-- Dataset extract --
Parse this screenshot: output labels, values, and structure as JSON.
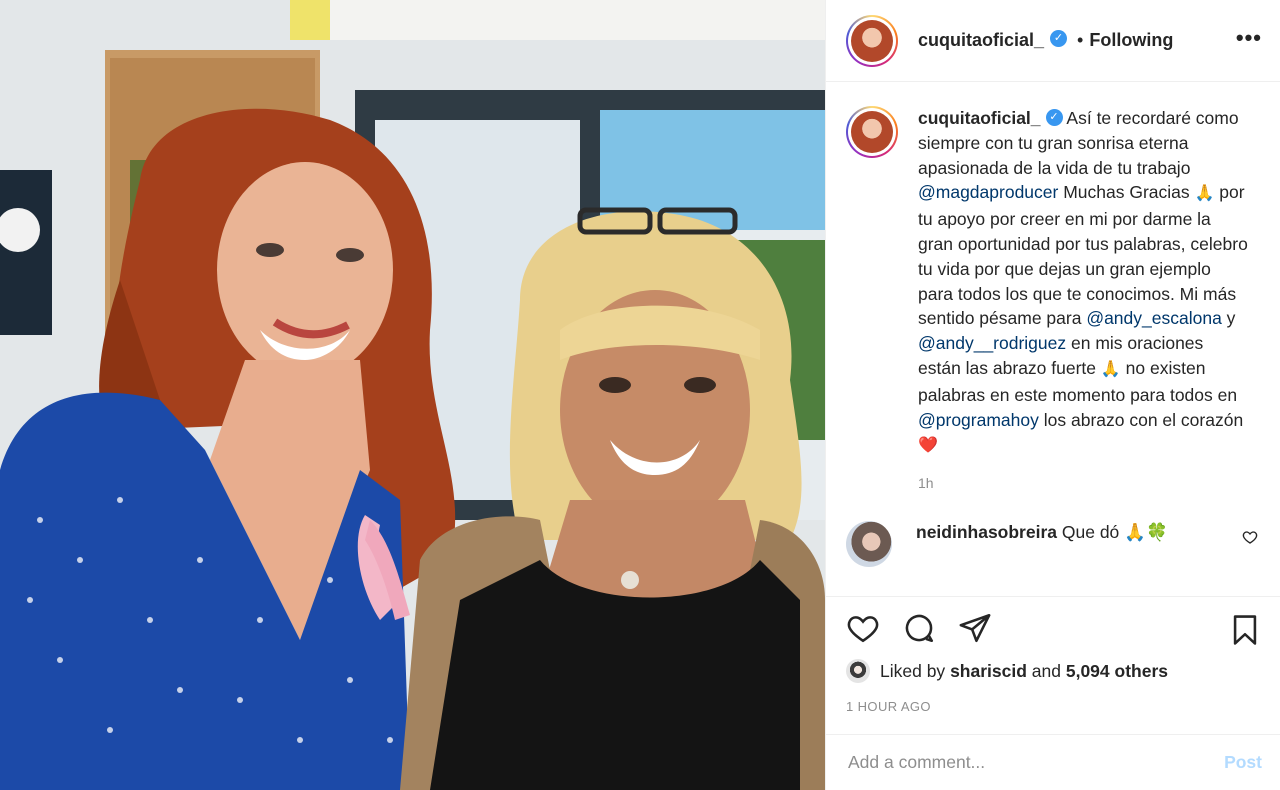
{
  "post": {
    "username": "cuquitaoficial_",
    "verified_icon": "verified-badge-icon",
    "separator": "•",
    "follow_status": "Following",
    "more_icon": "more-options-icon",
    "more_glyph": "•••"
  },
  "caption": {
    "username": "cuquitaoficial_",
    "parts": [
      " Así te recordaré como siempre con tu gran sonrisa eterna apasionada de la vida de tu trabajo ",
      "@magdaproducer",
      " Muchas Gracias ",
      "🙏",
      " por tu apoyo por creer en mi por darme la gran oportunidad por tus palabras, celebro tu vida por que dejas un gran ejemplo para todos los que te conocimos. Mi más sentido pésame para ",
      "@andy_escalona",
      " y ",
      "@andy__rodriguez",
      " en mis oraciones están las abrazo fuerte ",
      "🙏",
      " no existen palabras en este momento para todos en ",
      "@programahoy",
      " los abrazo con el corazón ",
      "❤️"
    ],
    "time": "1h"
  },
  "comment": {
    "username": "neidinhasobreira",
    "text": " Que dó ",
    "emojis": "🙏🍀"
  },
  "actions": {
    "like_icon": "heart-icon",
    "comment_icon": "comment-icon",
    "share_icon": "share-icon",
    "save_icon": "bookmark-icon"
  },
  "likes": {
    "prefix": "Liked by ",
    "user": "shariscid",
    "middle": " and ",
    "count": "5,094 others"
  },
  "timestamp": "1 HOUR AGO",
  "add_comment": {
    "placeholder": "Add a comment...",
    "post_label": "Post"
  },
  "colors": {
    "mention": "#00376b",
    "verified": "#3897f0",
    "post_disabled": "#b3dbff",
    "secondary_text": "#8e8e8e"
  }
}
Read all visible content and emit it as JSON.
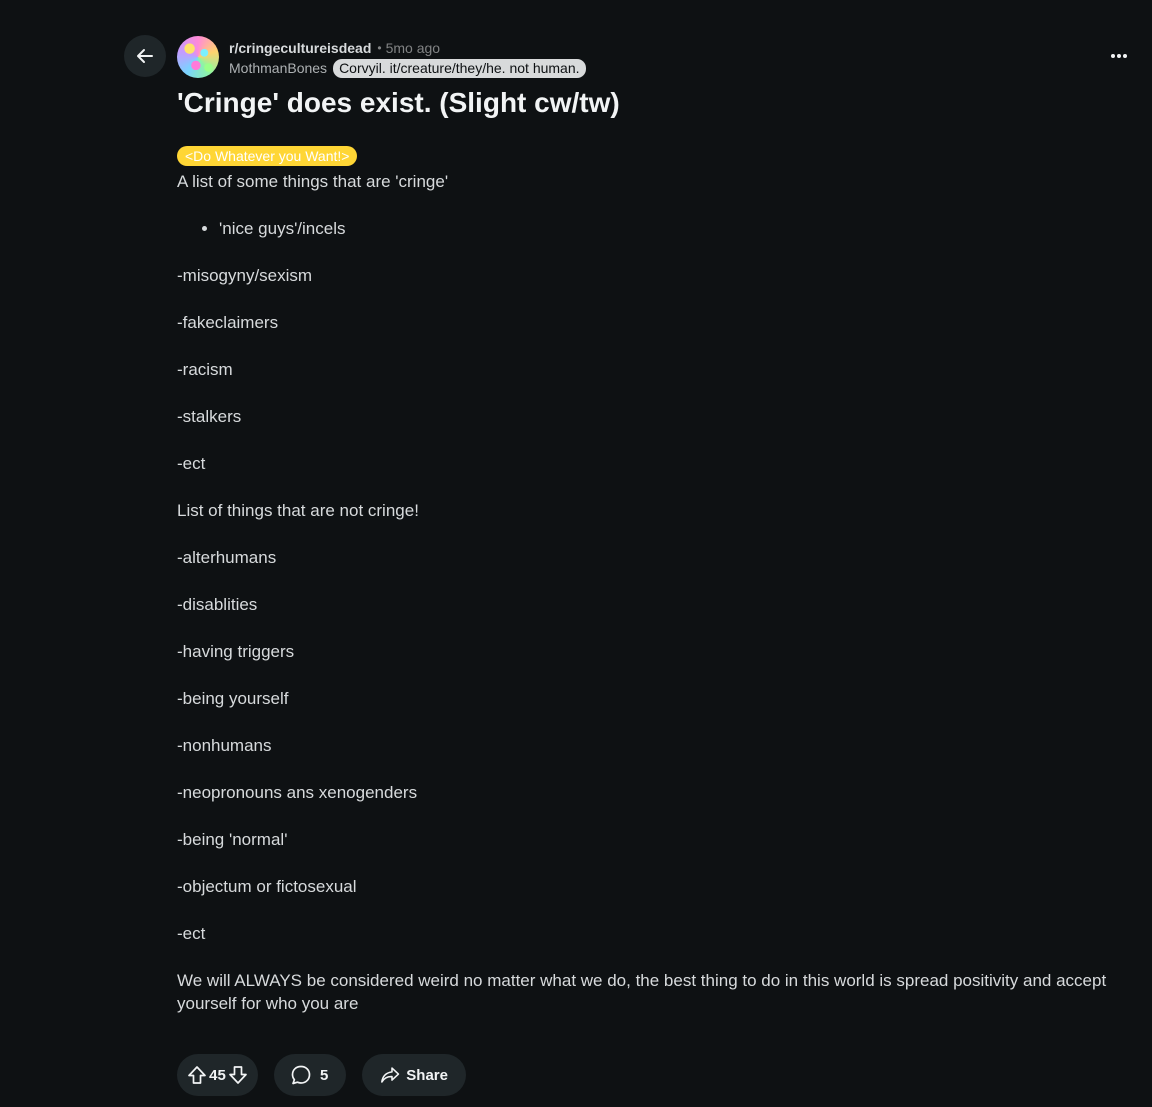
{
  "header": {
    "subreddit": "r/cringecultureisdead",
    "separator": "•",
    "time_ago": "5mo ago",
    "username": "MothmanBones",
    "user_flair": "Corvyil. it/creature/they/he. not human."
  },
  "post": {
    "title": "'Cringe' does exist. (Slight cw/tw)",
    "flair": "<Do Whatever you Want!>",
    "flair_color": "#ffd635",
    "intro": "A list of some things that are 'cringe'",
    "bullet_item": "'nice guys'/incels",
    "cringe_items": [
      "-misogyny/sexism",
      "-fakeclaimers",
      "-racism",
      "-stalkers",
      "-ect"
    ],
    "not_cringe_heading": "List of things that are not cringe!",
    "not_cringe_items": [
      "-alterhumans",
      "-disablities",
      "-having triggers",
      "-being yourself",
      "-nonhumans",
      "-neopronouns ans xenogenders",
      "-being 'normal'",
      "-objectum or fictosexual",
      "-ect"
    ],
    "closing": "We will ALWAYS be considered weird no matter what we do, the best thing to do in this world is spread positivity and accept yourself for who you are"
  },
  "actions": {
    "vote_count": "45",
    "comment_count": "5",
    "share_label": "Share"
  },
  "icons": {
    "back": "arrow-left-icon",
    "more": "ellipsis-icon",
    "upvote": "upvote-arrow-icon",
    "downvote": "downvote-arrow-icon",
    "comment": "speech-bubble-icon",
    "share": "share-arrow-icon"
  }
}
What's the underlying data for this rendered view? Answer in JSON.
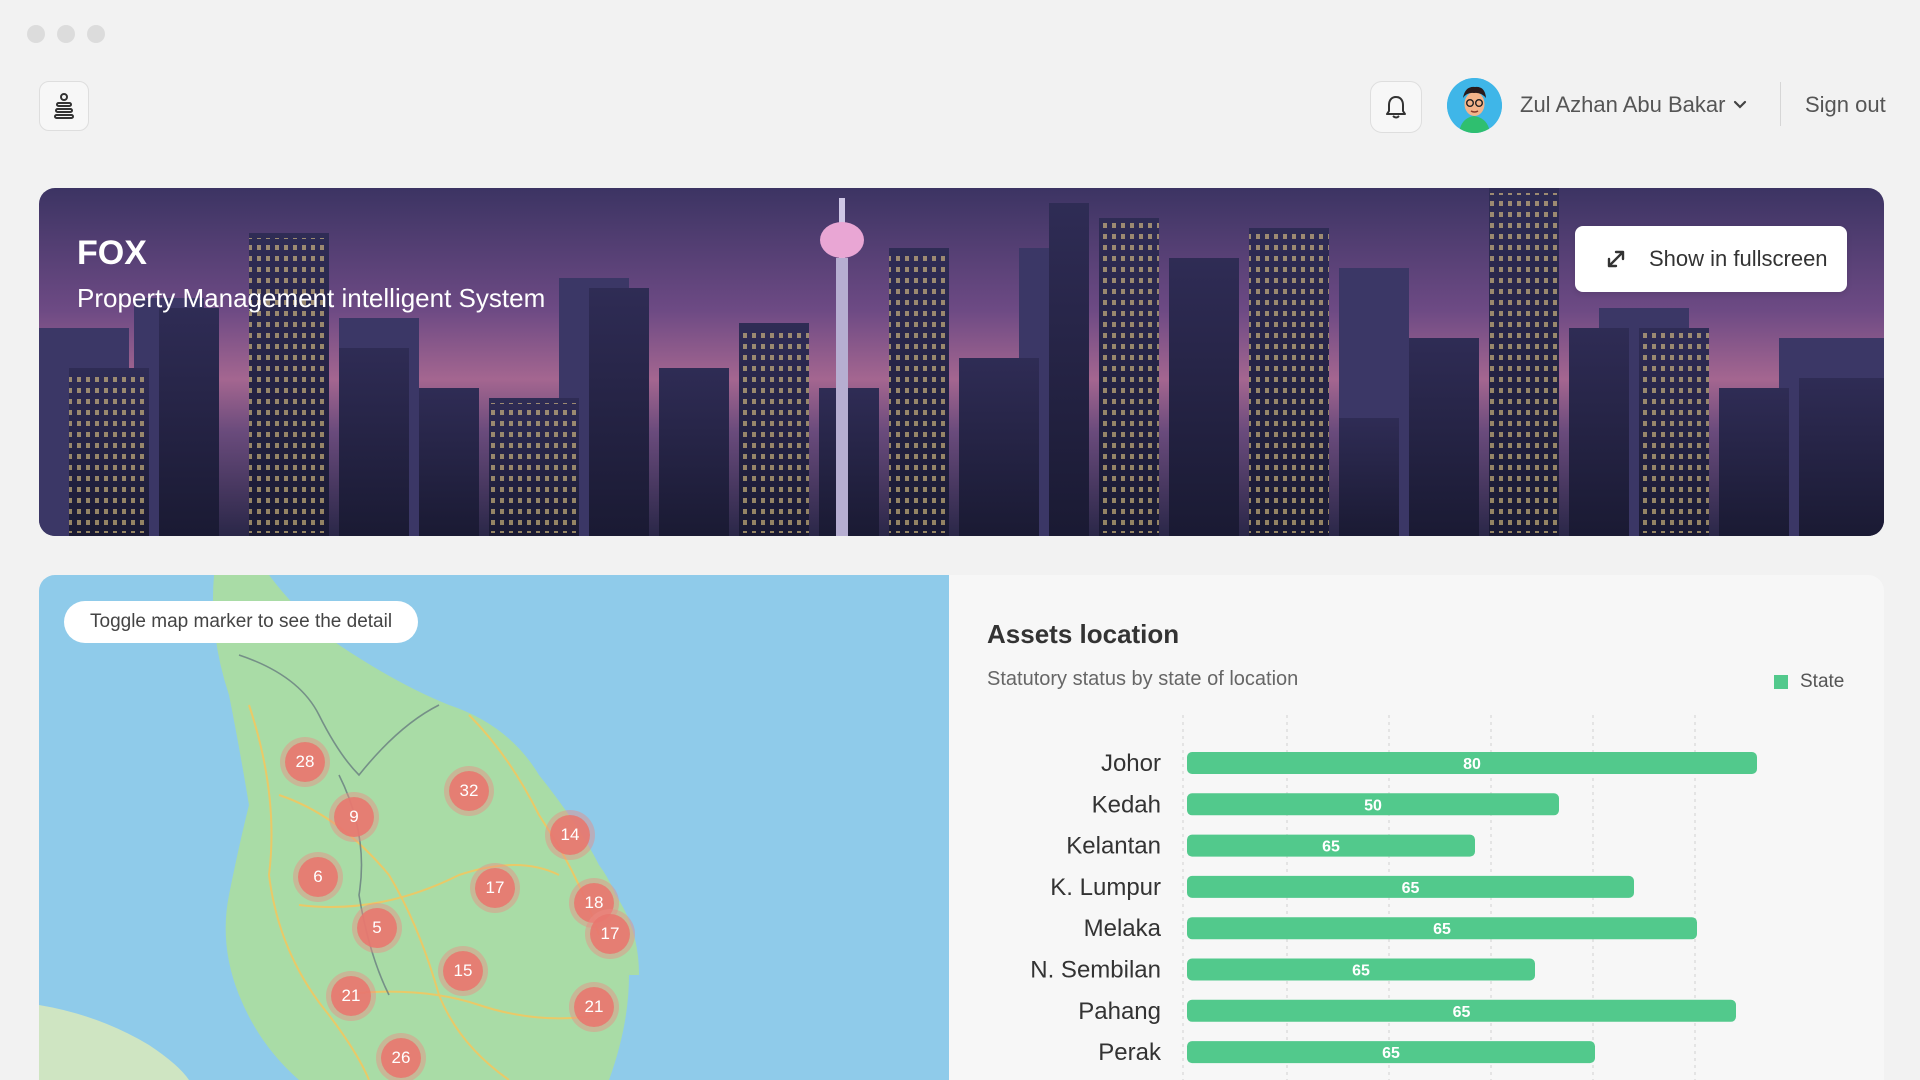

-- Written request --
In the material above, find the lines that contain "abrazo" and show them.

-- Worked solution --
      " en mis oraciones están las abrazo fuerte ",
      " los abrazo con el corazón ",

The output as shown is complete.